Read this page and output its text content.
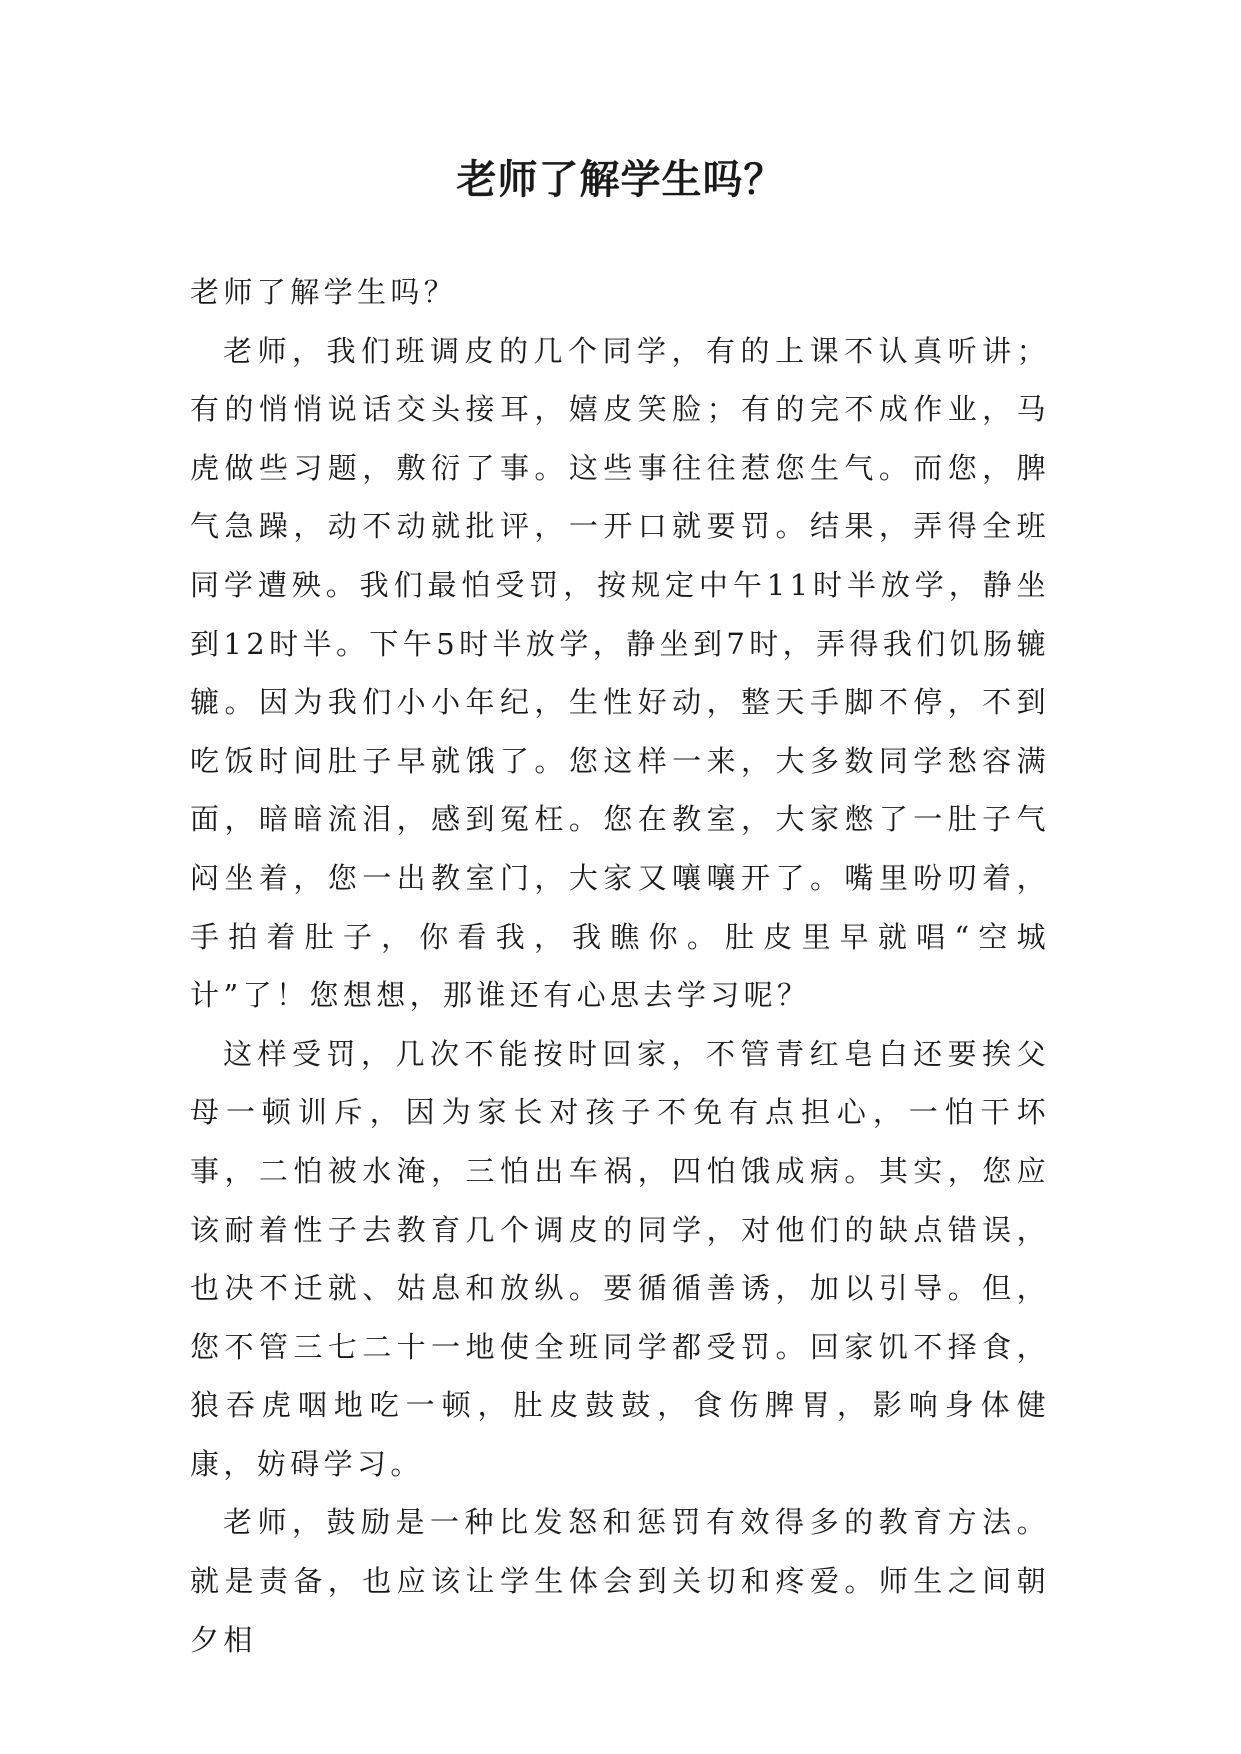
老师了解学生吗？

老师了解学生吗？

老师，我们班调皮的几个同学，有的上课不认真听讲；有的悄悄说话交头接耳，嬉皮笑脸；有的完不成作业，马虎做些习题，敷衍了事。这些事往往惹您生气。而您，脾气急躁，动不动就批评，一开口就要罚。结果，弄得全班同学遭殃。我们最怕受罚，按规定中午11时半放学，静坐到12时半。下午5时半放学，静坐到7时，弄得我们饥肠辘辘。因为我们小小年纪，生性好动，整天手脚不停，不到吃饭时间肚子早就饿了。您这样一来，大多数同学愁容满面，暗暗流泪，感到冤枉。您在教室，大家憋了一肚子气闷坐着，您一出教室门，大家又嚷嚷开了。嘴里吩叨着，手拍着肚子，你看我，我瞧你。肚皮里早就唱“空城计”了！您想想，那谁还有心思去学习呢？

这样受罚，几次不能按时回家，不管青红皂白还要挨父母一顿训斥，因为家长对孩子不免有点担心，一怕干坏事，二怕被水淹，三怕出车祸，四怕饿成病。其实，您应该耐着性子去教育几个调皮的同学，对他们的缺点错误，也决不迁就、姑息和放纵。要循循善诱，加以引导。但，您不管三七二十一地使全班同学都受罚。回家饥不择食，狼吞虎咽地吃一顿，肚皮鼓鼓，食伤脾胃，影响身体健康，妨碍学习。

老师，鼓励是一种比发怒和惩罚有效得多的教育方法。就是责备，也应该让学生体会到关切和疼爱。师生之间朝夕相
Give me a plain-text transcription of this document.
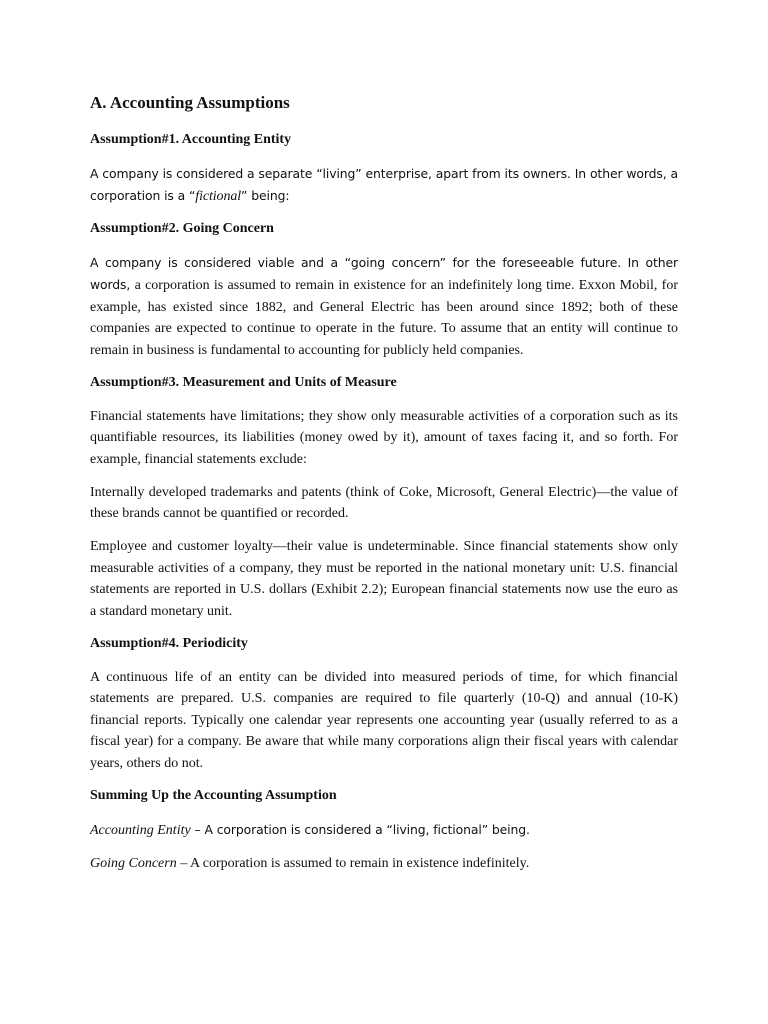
A. Accounting Assumptions
Assumption#1. Accounting Entity

A company is considered a separate “living” enterprise, apart from its owners. In other words, a corporation is a “fictional” being:

Assumption#2. Going Concern

A company is considered viable and a “going concern” for the foreseeable future. In other words, a corporation is assumed to remain in existence for an indefinitely long time. Exxon Mobil, for example, has existed since 1882, and General Electric has been around since 1892; both of these companies are expected to continue to operate in the future. To assume that an entity will continue to remain in business is fundamental to accounting for publicly held companies.

Assumption#3. Measurement and Units of Measure

Financial statements have limitations; they show only measurable activities of a corporation such as its quantifiable resources, its liabilities (money owed by it), amount of taxes facing it, and so forth. For example, financial statements exclude:

Internally developed trademarks and patents (think of Coke, Microsoft, General Electric)—the value of these brands cannot be quantified or recorded.

Employee and customer loyalty—their value is undeterminable. Since financial statements show only measurable activities of a company, they must be reported in the national monetary unit: U.S. financial statements are reported in U.S. dollars (Exhibit 2.2); European financial statements now use the euro as a standard monetary unit.

Assumption#4. Periodicity

A continuous life of an entity can be divided into measured periods of time, for which financial statements are prepared. U.S. companies are required to file quarterly (10-Q) and annual (10-K) financial reports. Typically one calendar year represents one accounting year (usually referred to as a fiscal year) for a company. Be aware that while many corporations align their fiscal years with calendar years, others do not.

Summing Up the Accounting Assumption

Accounting Entity – A corporation is considered a “living, fictional” being.

Going Concern – A corporation is assumed to remain in existence indefinitely.
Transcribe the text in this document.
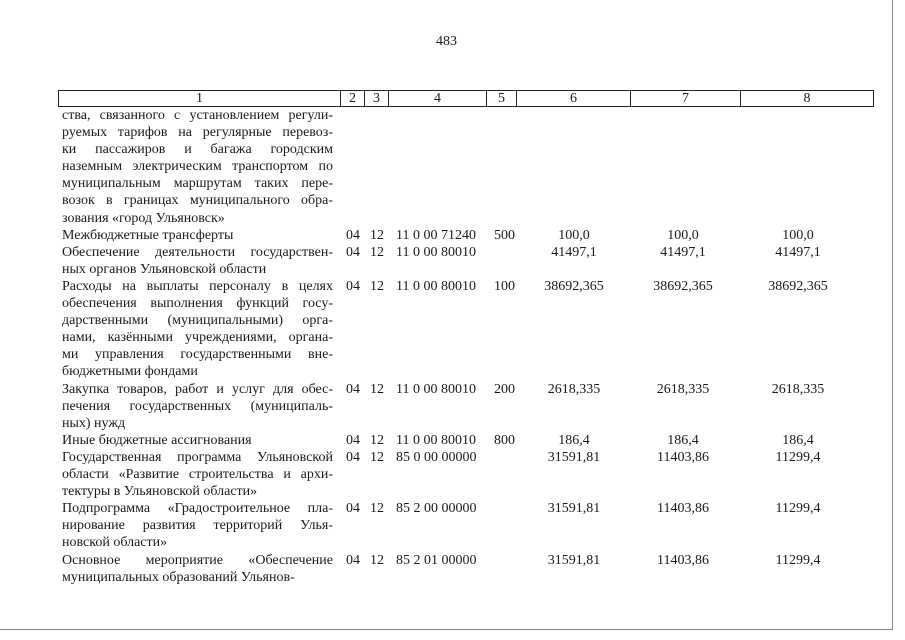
483
1	2	3	4	5	6	7	8
ства, связанного с установлением регули-
руемых тарифов на регулярные перевоз-
ки пассажиров и багажа городским
наземным электрическим транспортом по
муниципальным маршрутам таких пере-
возок в границах муниципального обра-
зования «город Ульяновск»
Межбюджетные трансферты	04 12 11 0 00 71240 500	100,0	100,0	100,0
Обеспечение деятельности государствен-
ных органов Ульяновской области
04 12 11 0 00 80010	41497,1	41497,1	41497,1
Расходы на выплаты персоналу в целях
обеспечения выполнения функций госу-
дарственными (муниципальными) орга-
нами, казёнными учреждениями, органа-
ми управления государственными вне-
бюджетными фондами
04 12 11 0 00 80010 100	38692,365	38692,365	38692,365
Закупка товаров, работ и услуг для обес-
печения государственных (муниципаль-
ных) нужд
04 12 11 0 00 80010 200	2618,335	2618,335	2618,335
Иные бюджетные ассигнования	04 12 11 0 00 80010 800	186,4	186,4	186,4
Государственная программа Ульяновской
области «Развитие строительства и архи-
тектуры в Ульяновской области»
04 12 85 0 00 00000	31591,81	11403,86	11299,4
Подпрограмма «Градостроительное пла-
нирование развития территорий Улья-
новской области»
04 12 85 2 00 00000	31591,81	11403,86	11299,4
Основное мероприятие «Обеспечение
муниципальных образований Ульянов-
04 12 85 2 01 00000	31591,81	11403,86	11299,4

★ ★ ★ ★ ★

Task >>
Copy out the records above in full, exactly as written, but not the pictures.

Exercise output >>
Read this page and output its text content.
老师了解学生吗？

老师了解学生吗？

老师，我们班调皮的几个同学，有的上课不认真听讲；有的悄悄说话交头接耳，嬉皮笑脸；有的完不成作业，马虎做些习题，敷衍了事。这些事往往惹您生气。而您，脾气急躁，动不动就批评，一开口就要罚。结果，弄得全班同学遭殃。我们最怕受罚，按规定中午11时半放学，静坐到12时半。下午5时半放学，静坐到7时，弄得我们饥肠辘辘。因为我们小小年纪，生性好动，整天手脚不停，不到吃饭时间肚子早就饿了。您这样一来，大多数同学愁容满面，暗暗流泪，感到冤枉。您在教室，大家憋了一肚子气闷坐着，您一出教室门，大家又嚷嚷开了。嘴里吩叨着，手拍着肚子，你看我，我瞧你。肚皮里早就唱“空城计”了！您想想，那谁还有心思去学习呢？

这样受罚，几次不能按时回家，不管青红皂白还要挨父母一顿训斥，因为家长对孩子不免有点担心，一怕干坏事，二怕被水淹，三怕出车祸，四怕饿成病。其实，您应该耐着性子去教育几个调皮的同学，对他们的缺点错误，也决不迁就、姑息和放纵。要循循善诱，加以引导。但，您不管三七二十一地使全班同学都受罚。回家饥不择食，狼吞虎咽地吃一顿，肚皮鼓鼓，食伤脾胃，影响身体健康，妨碍学习。

老师，鼓励是一种比发怒和惩罚有效得多的教育方法。就是责备，也应该让学生体会到关切和疼爱。师生之间朝夕相
Give me a plain-text transcription of this document.
A. Accounting Assumptions
Assumption#1. Accounting Entity

A company is considered a separate “living” enterprise, apart from its owners. In other words, a corporation is a “fictional” being:

Assumption#2. Going Concern

A company is considered viable and a “going concern” for the foreseeable future. In other words, a corporation is assumed to remain in existence for an indefinitely long time. Exxon Mobil, for example, has existed since 1882, and General Electric has been around since 1892; both of these companies are expected to continue to operate in the future. To assume that an entity will continue to remain in business is fundamental to accounting for publicly held companies.

Assumption#3. Measurement and Units of Measure

Financial statements have limitations; they show only measurable activities of a corporation such as its quantifiable resources, its liabilities (money owed by it), amount of taxes facing it, and so forth. For example, financial statements exclude:

Internally developed trademarks and patents (think of Coke, Microsoft, General Electric)—the value of these brands cannot be quantified or recorded.

Employee and customer loyalty—their value is undeterminable. Since financial statements show only measurable activities of a company, they must be reported in the national monetary unit: U.S. financial statements are reported in U.S. dollars (Exhibit 2.2); European financial statements now use the euro as a standard monetary unit.

Assumption#4. Periodicity

A continuous life of an entity can be divided into measured periods of time, for which financial statements are prepared. U.S. companies are required to file quarterly (10-Q) and annual (10-K) financial reports. Typically one calendar year represents one accounting year (usually referred to as a fiscal year) for a company. Be aware that while many corporations align their fiscal years with calendar years, others do not.

Summing Up the Accounting Assumption

Accounting Entity – A corporation is considered a “living, fictional” being.

Going Concern – A corporation is assumed to remain in existence indefinitely.
Transcribe the text in this document.
483
1	2	3	4	5	6	7	8
ства, связанного с установлением регули-
руемых тарифов на регулярные перевоз-
ки пассажиров и багажа городским
наземным электрическим транспортом по
муниципальным маршрутам таких пере-
возок в границах муниципального обра-
зования «город Ульяновск»
Межбюджетные трансферты	04 12 11 0 00 71240 500	100,0	100,0	100,0
Обеспечение деятельности государствен-
ных органов Ульяновской области
04 12 11 0 00 80010	41497,1	41497,1	41497,1
Расходы на выплаты персоналу в целях
обеспечения выполнения функций госу-
дарственными (муниципальными) орга-
нами, казёнными учреждениями, органа-
ми управления государственными вне-
бюджетными фондами
04 12 11 0 00 80010 100	38692,365	38692,365	38692,365
Закупка товаров, работ и услуг для обес-
печения государственных (муниципаль-
ных) нужд
04 12 11 0 00 80010 200	2618,335	2618,335	2618,335
Иные бюджетные ассигнования	04 12 11 0 00 80010 800	186,4	186,4	186,4
Государственная программа Ульяновской
области «Развитие строительства и архи-
тектуры в Ульяновской области»
04 12 85 0 00 00000	31591,81	11403,86	11299,4
Подпрограмма «Градостроительное пла-
нирование развития территорий Улья-
новской области»
04 12 85 2 00 00000	31591,81	11403,86	11299,4
Основное мероприятие «Обеспечение
муниципальных образований Ульянов-
04 12 85 2 01 00000	31591,81	11403,86	11299,4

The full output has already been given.